What the task asks –
Write out each entry, exactly the way it appears.

Listed records –
════════════════════

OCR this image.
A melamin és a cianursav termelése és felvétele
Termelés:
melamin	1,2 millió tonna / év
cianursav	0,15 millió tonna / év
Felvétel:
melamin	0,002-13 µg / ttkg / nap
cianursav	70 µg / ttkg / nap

════════════════════

Correct output –
OCR this image.
A melamin és a cianursav termelése és felvétele
Termelés:
melamin	1,2 millió tonna / év
cianursav	0,15 millió tonna / év
Felvétel:
melamin	0,002-13 µg / ttkg / nap
cianursav	70 µg / ttkg / nap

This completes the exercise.